> [EXERCISE GOAL]: Find out how many lines of the material contain the string "JSON" and give only that figure.
_ _ _ _ _ _ _
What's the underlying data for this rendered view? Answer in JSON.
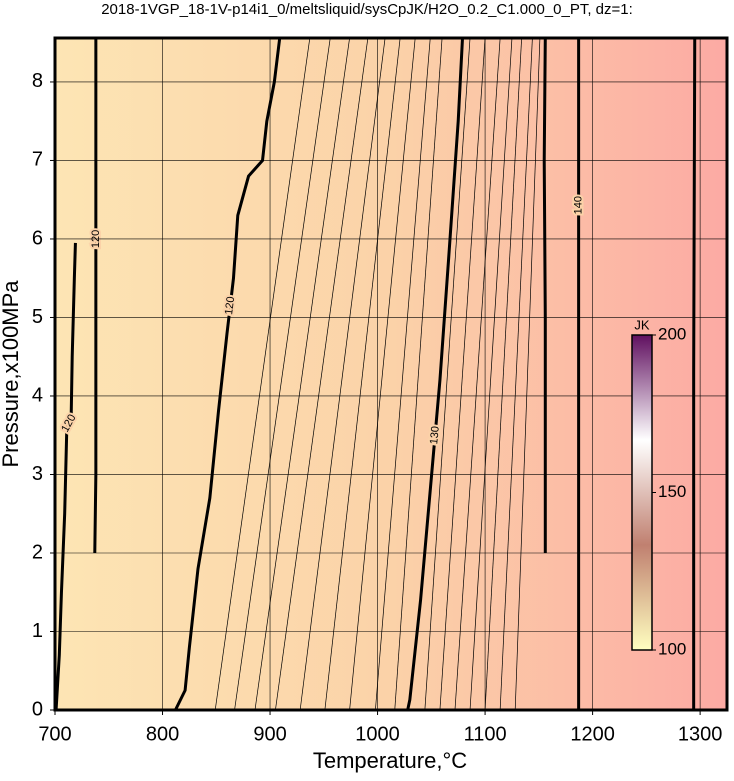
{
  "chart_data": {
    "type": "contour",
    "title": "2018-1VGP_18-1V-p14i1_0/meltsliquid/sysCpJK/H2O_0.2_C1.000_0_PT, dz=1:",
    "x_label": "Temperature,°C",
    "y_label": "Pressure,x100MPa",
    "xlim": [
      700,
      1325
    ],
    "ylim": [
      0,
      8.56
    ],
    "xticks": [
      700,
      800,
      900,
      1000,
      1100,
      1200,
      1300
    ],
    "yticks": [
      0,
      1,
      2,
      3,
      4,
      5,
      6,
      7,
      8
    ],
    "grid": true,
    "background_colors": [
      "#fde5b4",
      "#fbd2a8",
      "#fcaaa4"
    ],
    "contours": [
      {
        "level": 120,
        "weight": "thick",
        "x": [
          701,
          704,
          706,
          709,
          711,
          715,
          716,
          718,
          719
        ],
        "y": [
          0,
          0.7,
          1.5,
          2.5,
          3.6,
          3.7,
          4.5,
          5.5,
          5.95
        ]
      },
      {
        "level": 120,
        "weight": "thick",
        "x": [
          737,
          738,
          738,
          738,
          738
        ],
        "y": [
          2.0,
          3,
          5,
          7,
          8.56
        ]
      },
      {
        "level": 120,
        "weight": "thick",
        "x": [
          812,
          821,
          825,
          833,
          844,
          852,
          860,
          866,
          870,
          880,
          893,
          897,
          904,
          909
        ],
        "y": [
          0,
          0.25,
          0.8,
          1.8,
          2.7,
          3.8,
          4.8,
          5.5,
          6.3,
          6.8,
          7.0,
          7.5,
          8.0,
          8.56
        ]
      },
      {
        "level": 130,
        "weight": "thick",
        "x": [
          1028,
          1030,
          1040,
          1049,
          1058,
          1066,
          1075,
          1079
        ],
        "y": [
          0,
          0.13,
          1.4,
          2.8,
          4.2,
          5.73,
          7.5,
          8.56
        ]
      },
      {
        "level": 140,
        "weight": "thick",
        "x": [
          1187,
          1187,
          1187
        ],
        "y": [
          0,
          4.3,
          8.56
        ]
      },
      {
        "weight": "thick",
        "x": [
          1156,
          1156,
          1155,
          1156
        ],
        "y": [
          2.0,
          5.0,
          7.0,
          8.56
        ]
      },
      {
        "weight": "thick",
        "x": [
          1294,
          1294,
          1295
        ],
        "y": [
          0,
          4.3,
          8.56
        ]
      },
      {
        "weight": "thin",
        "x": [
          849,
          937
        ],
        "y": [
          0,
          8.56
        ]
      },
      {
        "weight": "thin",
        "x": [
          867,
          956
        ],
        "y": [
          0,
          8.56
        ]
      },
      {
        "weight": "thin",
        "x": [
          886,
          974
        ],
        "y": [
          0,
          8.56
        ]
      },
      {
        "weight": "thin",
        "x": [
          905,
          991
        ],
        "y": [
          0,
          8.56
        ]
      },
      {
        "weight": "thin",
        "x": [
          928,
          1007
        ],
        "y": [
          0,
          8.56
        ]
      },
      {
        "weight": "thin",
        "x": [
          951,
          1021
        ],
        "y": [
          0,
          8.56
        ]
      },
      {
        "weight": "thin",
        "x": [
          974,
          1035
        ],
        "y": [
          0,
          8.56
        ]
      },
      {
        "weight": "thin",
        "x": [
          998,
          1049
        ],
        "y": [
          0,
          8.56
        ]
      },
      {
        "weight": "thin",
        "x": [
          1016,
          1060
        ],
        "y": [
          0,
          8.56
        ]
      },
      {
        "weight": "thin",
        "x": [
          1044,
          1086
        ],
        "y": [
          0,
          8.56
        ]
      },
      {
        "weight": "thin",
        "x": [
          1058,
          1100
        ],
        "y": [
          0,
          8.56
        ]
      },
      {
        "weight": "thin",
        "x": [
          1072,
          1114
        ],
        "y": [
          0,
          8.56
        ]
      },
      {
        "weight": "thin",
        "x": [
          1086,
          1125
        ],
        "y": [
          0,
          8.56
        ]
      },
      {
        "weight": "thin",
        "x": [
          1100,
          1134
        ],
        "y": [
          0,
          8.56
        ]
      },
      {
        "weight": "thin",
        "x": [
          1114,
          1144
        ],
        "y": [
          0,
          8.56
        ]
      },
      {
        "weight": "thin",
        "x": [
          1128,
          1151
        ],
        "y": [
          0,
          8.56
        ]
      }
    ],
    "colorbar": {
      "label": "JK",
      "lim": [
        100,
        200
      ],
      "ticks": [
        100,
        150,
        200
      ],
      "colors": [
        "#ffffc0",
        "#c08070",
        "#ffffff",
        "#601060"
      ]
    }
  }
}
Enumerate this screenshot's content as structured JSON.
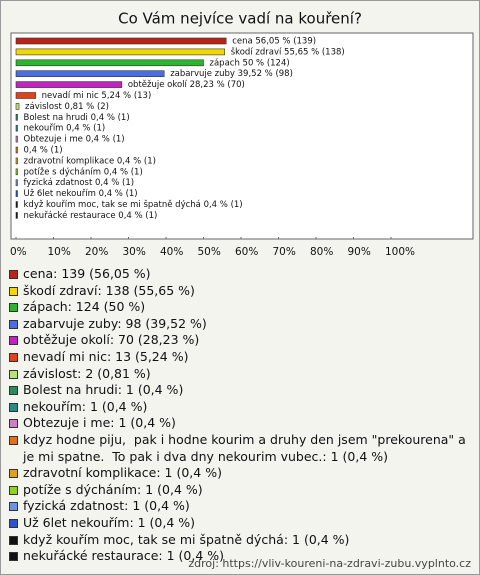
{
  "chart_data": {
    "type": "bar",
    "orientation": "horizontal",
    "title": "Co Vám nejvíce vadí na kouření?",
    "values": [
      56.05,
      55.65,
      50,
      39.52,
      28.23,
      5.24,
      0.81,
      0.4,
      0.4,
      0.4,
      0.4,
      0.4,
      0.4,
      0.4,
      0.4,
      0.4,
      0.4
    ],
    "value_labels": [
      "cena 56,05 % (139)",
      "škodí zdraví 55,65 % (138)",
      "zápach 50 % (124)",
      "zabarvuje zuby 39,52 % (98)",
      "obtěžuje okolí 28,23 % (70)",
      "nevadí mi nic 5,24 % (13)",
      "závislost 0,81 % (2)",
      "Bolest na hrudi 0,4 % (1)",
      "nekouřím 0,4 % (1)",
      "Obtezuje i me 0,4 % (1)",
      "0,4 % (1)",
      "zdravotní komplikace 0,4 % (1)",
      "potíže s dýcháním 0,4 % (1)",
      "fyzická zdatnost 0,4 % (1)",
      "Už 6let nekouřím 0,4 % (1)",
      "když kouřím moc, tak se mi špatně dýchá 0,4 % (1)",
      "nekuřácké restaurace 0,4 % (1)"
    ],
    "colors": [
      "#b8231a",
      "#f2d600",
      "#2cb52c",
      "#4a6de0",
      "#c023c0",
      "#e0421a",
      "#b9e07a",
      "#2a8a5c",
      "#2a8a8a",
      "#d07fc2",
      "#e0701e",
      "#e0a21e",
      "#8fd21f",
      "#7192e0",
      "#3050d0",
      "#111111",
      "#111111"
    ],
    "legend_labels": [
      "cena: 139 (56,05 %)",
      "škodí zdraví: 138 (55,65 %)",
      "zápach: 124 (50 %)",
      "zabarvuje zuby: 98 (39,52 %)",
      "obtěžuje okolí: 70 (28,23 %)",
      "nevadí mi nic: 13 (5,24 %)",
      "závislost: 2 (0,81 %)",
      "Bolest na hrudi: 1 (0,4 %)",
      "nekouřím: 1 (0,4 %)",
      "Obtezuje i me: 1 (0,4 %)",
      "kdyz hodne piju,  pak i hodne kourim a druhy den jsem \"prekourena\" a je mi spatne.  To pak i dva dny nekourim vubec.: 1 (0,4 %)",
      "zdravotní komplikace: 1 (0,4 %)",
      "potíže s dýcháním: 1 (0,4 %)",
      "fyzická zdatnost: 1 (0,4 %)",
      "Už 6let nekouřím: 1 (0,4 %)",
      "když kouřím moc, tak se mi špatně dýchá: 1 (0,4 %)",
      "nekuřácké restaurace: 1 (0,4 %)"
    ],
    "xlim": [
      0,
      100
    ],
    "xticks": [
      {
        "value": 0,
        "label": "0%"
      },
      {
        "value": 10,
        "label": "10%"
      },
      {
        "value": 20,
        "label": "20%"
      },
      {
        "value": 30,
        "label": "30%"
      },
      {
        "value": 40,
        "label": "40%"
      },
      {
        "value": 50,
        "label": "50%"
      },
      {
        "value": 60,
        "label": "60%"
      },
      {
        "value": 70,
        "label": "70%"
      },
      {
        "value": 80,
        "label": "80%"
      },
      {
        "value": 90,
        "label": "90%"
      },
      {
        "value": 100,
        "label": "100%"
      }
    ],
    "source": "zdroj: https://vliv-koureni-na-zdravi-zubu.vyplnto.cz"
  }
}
_ _ _ _ _ _ _
> [EXERCISE ANSWER]: 2